• Raw data:
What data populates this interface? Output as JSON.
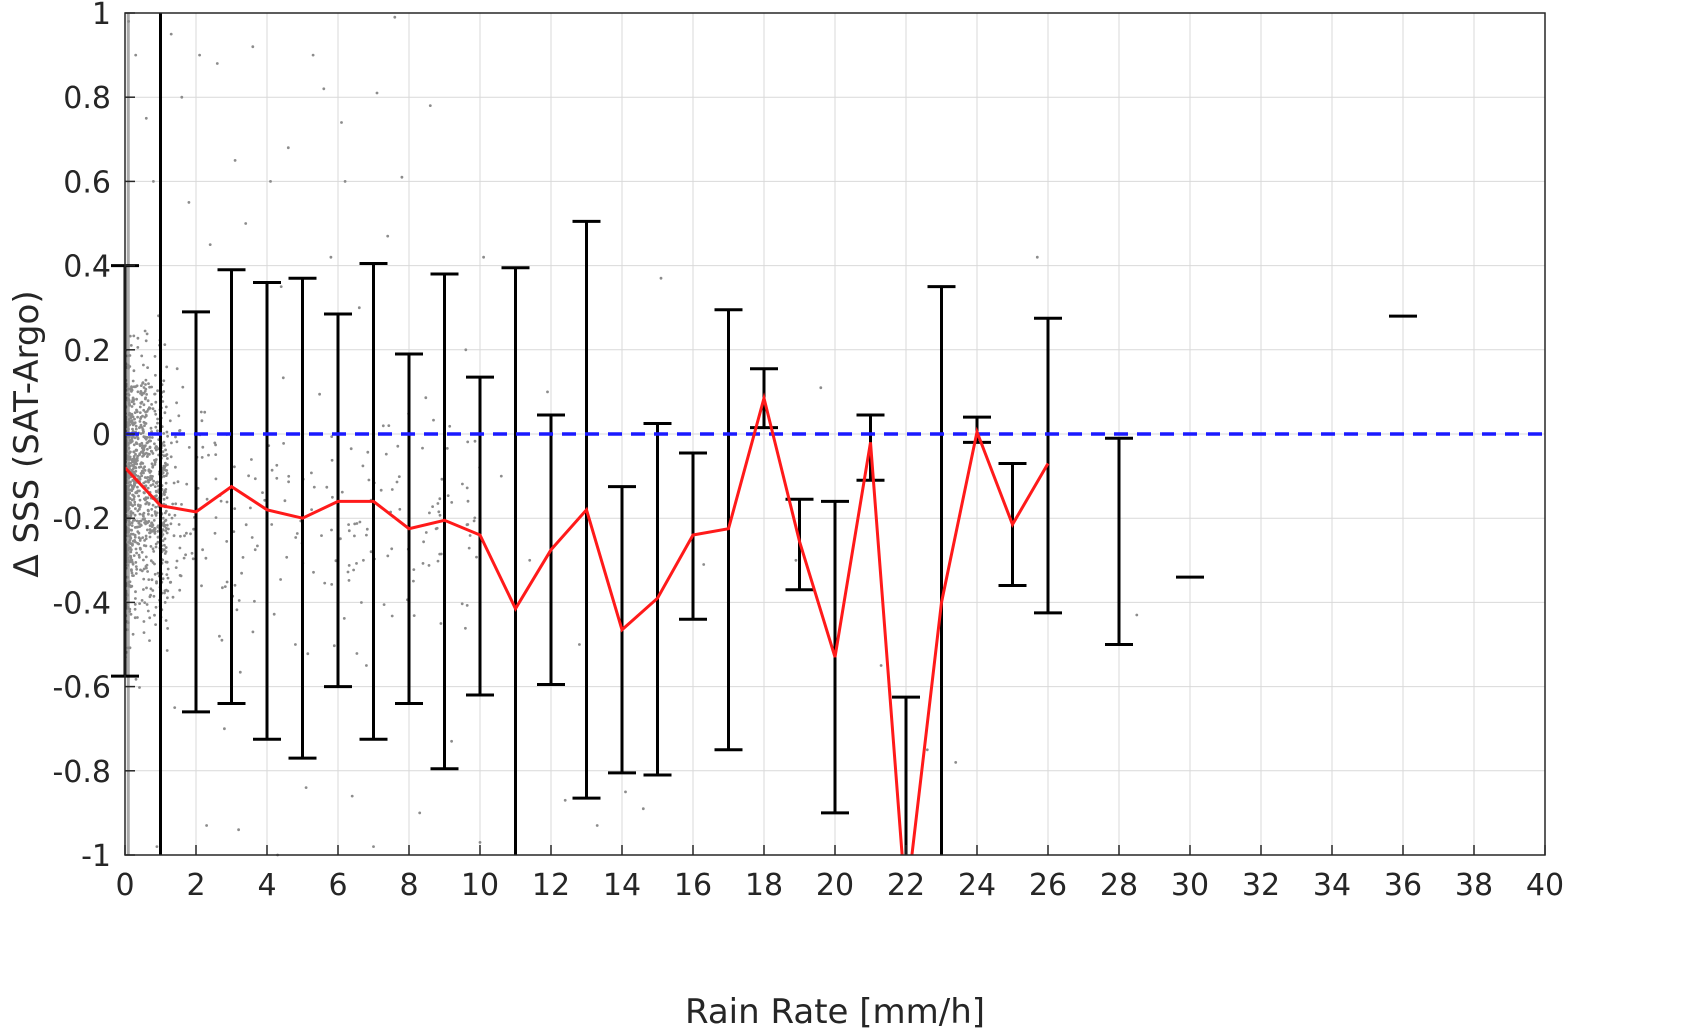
{
  "chart_data": {
    "type": "line",
    "title": "",
    "xlabel": "Rain Rate [mm/h]",
    "ylabel": "Δ SSS (SAT-Argo)",
    "xlim": [
      0,
      40
    ],
    "ylim": [
      -1,
      1
    ],
    "xticks": [
      0,
      2,
      4,
      6,
      8,
      10,
      12,
      14,
      16,
      18,
      20,
      22,
      24,
      26,
      28,
      30,
      32,
      34,
      36,
      38,
      40
    ],
    "yticks": [
      -1,
      -0.8,
      -0.6,
      -0.4,
      -0.2,
      0,
      0.2,
      0.4,
      0.6,
      0.8,
      1
    ],
    "yticklabels": [
      "-1",
      "-0.8",
      "-0.6",
      "-0.4",
      "-0.2",
      "0",
      "0.2",
      "0.4",
      "0.6",
      "0.8",
      "1"
    ],
    "grid": true,
    "reference_line": {
      "y": 0,
      "style": "dashed",
      "color": "#1a1aff"
    },
    "colors": {
      "mean_line": "#ff1a1a",
      "error_bars": "#000000",
      "scatter": "#8c8c8c",
      "grid": "#d9d9d9"
    },
    "mean_line": {
      "x": [
        0,
        1,
        2,
        3,
        4,
        5,
        6,
        7,
        8,
        9,
        10,
        11,
        12,
        13,
        14,
        15,
        16,
        17,
        18,
        19,
        20,
        21,
        22,
        23,
        24,
        25,
        26
      ],
      "y": [
        -0.08,
        -0.17,
        -0.185,
        -0.125,
        -0.18,
        -0.2,
        -0.16,
        -0.16,
        -0.225,
        -0.205,
        -0.24,
        -0.415,
        -0.275,
        -0.18,
        -0.465,
        -0.39,
        -0.24,
        -0.225,
        0.085,
        -0.255,
        -0.53,
        -0.02,
        -1.12,
        -0.4,
        0.005,
        -0.215,
        -0.07
      ]
    },
    "error_bars": [
      {
        "x": 0,
        "low": -0.575,
        "high": 0.4
      },
      {
        "x": 1,
        "low": -1.5,
        "high": 1.5
      },
      {
        "x": 2,
        "low": -0.66,
        "high": 0.29
      },
      {
        "x": 3,
        "low": -0.64,
        "high": 0.39
      },
      {
        "x": 4,
        "low": -0.725,
        "high": 0.36
      },
      {
        "x": 5,
        "low": -0.77,
        "high": 0.37
      },
      {
        "x": 6,
        "low": -0.6,
        "high": 0.285
      },
      {
        "x": 7,
        "low": -0.725,
        "high": 0.405
      },
      {
        "x": 8,
        "low": -0.64,
        "high": 0.19
      },
      {
        "x": 9,
        "low": -0.795,
        "high": 0.38
      },
      {
        "x": 10,
        "low": -0.62,
        "high": 0.135
      },
      {
        "x": 11,
        "low": -1.5,
        "high": 0.395
      },
      {
        "x": 12,
        "low": -0.595,
        "high": 0.045
      },
      {
        "x": 13,
        "low": -0.865,
        "high": 0.505
      },
      {
        "x": 14,
        "low": -0.805,
        "high": -0.125
      },
      {
        "x": 15,
        "low": -0.81,
        "high": 0.025
      },
      {
        "x": 16,
        "low": -0.44,
        "high": -0.045
      },
      {
        "x": 17,
        "low": -0.75,
        "high": 0.295
      },
      {
        "x": 18,
        "low": 0.015,
        "high": 0.155
      },
      {
        "x": 19,
        "low": -0.37,
        "high": -0.155
      },
      {
        "x": 20,
        "low": -0.9,
        "high": -0.16
      },
      {
        "x": 21,
        "low": -0.11,
        "high": 0.045
      },
      {
        "x": 22,
        "low": -1.5,
        "high": -0.625
      },
      {
        "x": 23,
        "low": -1.5,
        "high": 0.35
      },
      {
        "x": 24,
        "low": -0.02,
        "high": 0.04
      },
      {
        "x": 25,
        "low": -0.36,
        "high": -0.07
      },
      {
        "x": 26,
        "low": -0.425,
        "high": 0.275
      },
      {
        "x": 28,
        "low": -0.5,
        "high": -0.01
      },
      {
        "x": 30,
        "low": -0.34,
        "high": -0.34
      },
      {
        "x": 36,
        "low": 0.28,
        "high": 0.28
      }
    ],
    "scatter_note_points": [
      [
        0.1,
        0.98
      ],
      [
        0.3,
        0.9
      ],
      [
        0.6,
        0.75
      ],
      [
        0.8,
        0.6
      ],
      [
        1.3,
        0.95
      ],
      [
        1.6,
        0.8
      ],
      [
        2.1,
        0.9
      ],
      [
        2.6,
        0.88
      ],
      [
        3.1,
        0.65
      ],
      [
        3.6,
        0.92
      ],
      [
        4.1,
        0.6
      ],
      [
        4.6,
        0.68
      ],
      [
        5.3,
        0.9
      ],
      [
        5.6,
        0.82
      ],
      [
        6.1,
        0.74
      ],
      [
        6.2,
        0.6
      ],
      [
        7.1,
        0.81
      ],
      [
        7.6,
        0.99
      ],
      [
        7.8,
        0.61
      ],
      [
        8.6,
        0.78
      ],
      [
        10.0,
        -0.97
      ],
      [
        10.1,
        0.42
      ],
      [
        12.4,
        -0.87
      ],
      [
        13.3,
        -0.93
      ],
      [
        14.1,
        -0.85
      ],
      [
        14.6,
        -0.89
      ],
      [
        15.1,
        0.37
      ],
      [
        16.3,
        -0.31
      ],
      [
        18.9,
        -0.3
      ],
      [
        19.6,
        0.11
      ],
      [
        21.3,
        -0.55
      ],
      [
        22.6,
        -0.75
      ],
      [
        23.4,
        -0.78
      ],
      [
        25.7,
        0.42
      ],
      [
        26.0,
        -0.26
      ],
      [
        28.5,
        -0.43
      ],
      [
        0.9,
        -0.98
      ],
      [
        2.3,
        -0.93
      ],
      [
        3.2,
        -0.94
      ],
      [
        4.3,
        -1.0
      ],
      [
        5.1,
        -0.84
      ],
      [
        6.4,
        -0.86
      ],
      [
        7.0,
        -0.98
      ],
      [
        8.3,
        -0.9
      ],
      [
        9.2,
        -0.73
      ],
      [
        1.4,
        -0.65
      ],
      [
        2.8,
        -0.7
      ],
      [
        4.8,
        -0.5
      ],
      [
        6.8,
        -0.55
      ],
      [
        8.9,
        -0.45
      ],
      [
        1.8,
        0.55
      ],
      [
        2.4,
        0.45
      ],
      [
        3.4,
        0.5
      ],
      [
        4.4,
        0.35
      ],
      [
        5.8,
        0.42
      ],
      [
        6.6,
        0.3
      ],
      [
        7.4,
        0.47
      ],
      [
        9.6,
        0.2
      ],
      [
        10.6,
        -0.1
      ],
      [
        11.4,
        -0.3
      ],
      [
        11.9,
        0.1
      ],
      [
        12.8,
        -0.5
      ]
    ]
  }
}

• Set problem:
In your copy of the listing above, reproduce each line exactly and omit all pictures.

• Task answer:
What data populates this interface? Output as JSON.
{
  "chart_data": {
    "type": "line",
    "title": "",
    "xlabel": "Rain Rate [mm/h]",
    "ylabel": "Δ SSS (SAT-Argo)",
    "xlim": [
      0,
      40
    ],
    "ylim": [
      -1,
      1
    ],
    "xticks": [
      0,
      2,
      4,
      6,
      8,
      10,
      12,
      14,
      16,
      18,
      20,
      22,
      24,
      26,
      28,
      30,
      32,
      34,
      36,
      38,
      40
    ],
    "yticks": [
      -1,
      -0.8,
      -0.6,
      -0.4,
      -0.2,
      0,
      0.2,
      0.4,
      0.6,
      0.8,
      1
    ],
    "yticklabels": [
      "-1",
      "-0.8",
      "-0.6",
      "-0.4",
      "-0.2",
      "0",
      "0.2",
      "0.4",
      "0.6",
      "0.8",
      "1"
    ],
    "grid": true,
    "reference_line": {
      "y": 0,
      "style": "dashed",
      "color": "#1a1aff"
    },
    "colors": {
      "mean_line": "#ff1a1a",
      "error_bars": "#000000",
      "scatter": "#8c8c8c",
      "grid": "#d9d9d9"
    },
    "mean_line": {
      "x": [
        0,
        1,
        2,
        3,
        4,
        5,
        6,
        7,
        8,
        9,
        10,
        11,
        12,
        13,
        14,
        15,
        16,
        17,
        18,
        19,
        20,
        21,
        22,
        23,
        24,
        25,
        26
      ],
      "y": [
        -0.08,
        -0.17,
        -0.185,
        -0.125,
        -0.18,
        -0.2,
        -0.16,
        -0.16,
        -0.225,
        -0.205,
        -0.24,
        -0.415,
        -0.275,
        -0.18,
        -0.465,
        -0.39,
        -0.24,
        -0.225,
        0.085,
        -0.255,
        -0.53,
        -0.02,
        -1.12,
        -0.4,
        0.005,
        -0.215,
        -0.07
      ]
    },
    "error_bars": [
      {
        "x": 0,
        "low": -0.575,
        "high": 0.4
      },
      {
        "x": 1,
        "low": -1.5,
        "high": 1.5
      },
      {
        "x": 2,
        "low": -0.66,
        "high": 0.29
      },
      {
        "x": 3,
        "low": -0.64,
        "high": 0.39
      },
      {
        "x": 4,
        "low": -0.725,
        "high": 0.36
      },
      {
        "x": 5,
        "low": -0.77,
        "high": 0.37
      },
      {
        "x": 6,
        "low": -0.6,
        "high": 0.285
      },
      {
        "x": 7,
        "low": -0.725,
        "high": 0.405
      },
      {
        "x": 8,
        "low": -0.64,
        "high": 0.19
      },
      {
        "x": 9,
        "low": -0.795,
        "high": 0.38
      },
      {
        "x": 10,
        "low": -0.62,
        "high": 0.135
      },
      {
        "x": 11,
        "low": -1.5,
        "high": 0.395
      },
      {
        "x": 12,
        "low": -0.595,
        "high": 0.045
      },
      {
        "x": 13,
        "low": -0.865,
        "high": 0.505
      },
      {
        "x": 14,
        "low": -0.805,
        "high": -0.125
      },
      {
        "x": 15,
        "low": -0.81,
        "high": 0.025
      },
      {
        "x": 16,
        "low": -0.44,
        "high": -0.045
      },
      {
        "x": 17,
        "low": -0.75,
        "high": 0.295
      },
      {
        "x": 18,
        "low": 0.015,
        "high": 0.155
      },
      {
        "x": 19,
        "low": -0.37,
        "high": -0.155
      },
      {
        "x": 20,
        "low": -0.9,
        "high": -0.16
      },
      {
        "x": 21,
        "low": -0.11,
        "high": 0.045
      },
      {
        "x": 22,
        "low": -1.5,
        "high": -0.625
      },
      {
        "x": 23,
        "low": -1.5,
        "high": 0.35
      },
      {
        "x": 24,
        "low": -0.02,
        "high": 0.04
      },
      {
        "x": 25,
        "low": -0.36,
        "high": -0.07
      },
      {
        "x": 26,
        "low": -0.425,
        "high": 0.275
      },
      {
        "x": 28,
        "low": -0.5,
        "high": -0.01
      },
      {
        "x": 30,
        "low": -0.34,
        "high": -0.34
      },
      {
        "x": 36,
        "low": 0.28,
        "high": 0.28
      }
    ],
    "scatter_note_points": [
      [
        0.1,
        0.98
      ],
      [
        0.3,
        0.9
      ],
      [
        0.6,
        0.75
      ],
      [
        0.8,
        0.6
      ],
      [
        1.3,
        0.95
      ],
      [
        1.6,
        0.8
      ],
      [
        2.1,
        0.9
      ],
      [
        2.6,
        0.88
      ],
      [
        3.1,
        0.65
      ],
      [
        3.6,
        0.92
      ],
      [
        4.1,
        0.6
      ],
      [
        4.6,
        0.68
      ],
      [
        5.3,
        0.9
      ],
      [
        5.6,
        0.82
      ],
      [
        6.1,
        0.74
      ],
      [
        6.2,
        0.6
      ],
      [
        7.1,
        0.81
      ],
      [
        7.6,
        0.99
      ],
      [
        7.8,
        0.61
      ],
      [
        8.6,
        0.78
      ],
      [
        10.0,
        -0.97
      ],
      [
        10.1,
        0.42
      ],
      [
        12.4,
        -0.87
      ],
      [
        13.3,
        -0.93
      ],
      [
        14.1,
        -0.85
      ],
      [
        14.6,
        -0.89
      ],
      [
        15.1,
        0.37
      ],
      [
        16.3,
        -0.31
      ],
      [
        18.9,
        -0.3
      ],
      [
        19.6,
        0.11
      ],
      [
        21.3,
        -0.55
      ],
      [
        22.6,
        -0.75
      ],
      [
        23.4,
        -0.78
      ],
      [
        25.7,
        0.42
      ],
      [
        26.0,
        -0.26
      ],
      [
        28.5,
        -0.43
      ],
      [
        0.9,
        -0.98
      ],
      [
        2.3,
        -0.93
      ],
      [
        3.2,
        -0.94
      ],
      [
        4.3,
        -1.0
      ],
      [
        5.1,
        -0.84
      ],
      [
        6.4,
        -0.86
      ],
      [
        7.0,
        -0.98
      ],
      [
        8.3,
        -0.9
      ],
      [
        9.2,
        -0.73
      ],
      [
        1.4,
        -0.65
      ],
      [
        2.8,
        -0.7
      ],
      [
        4.8,
        -0.5
      ],
      [
        6.8,
        -0.55
      ],
      [
        8.9,
        -0.45
      ],
      [
        1.8,
        0.55
      ],
      [
        2.4,
        0.45
      ],
      [
        3.4,
        0.5
      ],
      [
        4.4,
        0.35
      ],
      [
        5.8,
        0.42
      ],
      [
        6.6,
        0.3
      ],
      [
        7.4,
        0.47
      ],
      [
        9.6,
        0.2
      ],
      [
        10.6,
        -0.1
      ],
      [
        11.4,
        -0.3
      ],
      [
        11.9,
        0.1
      ],
      [
        12.8,
        -0.5
      ]
    ]
  }
}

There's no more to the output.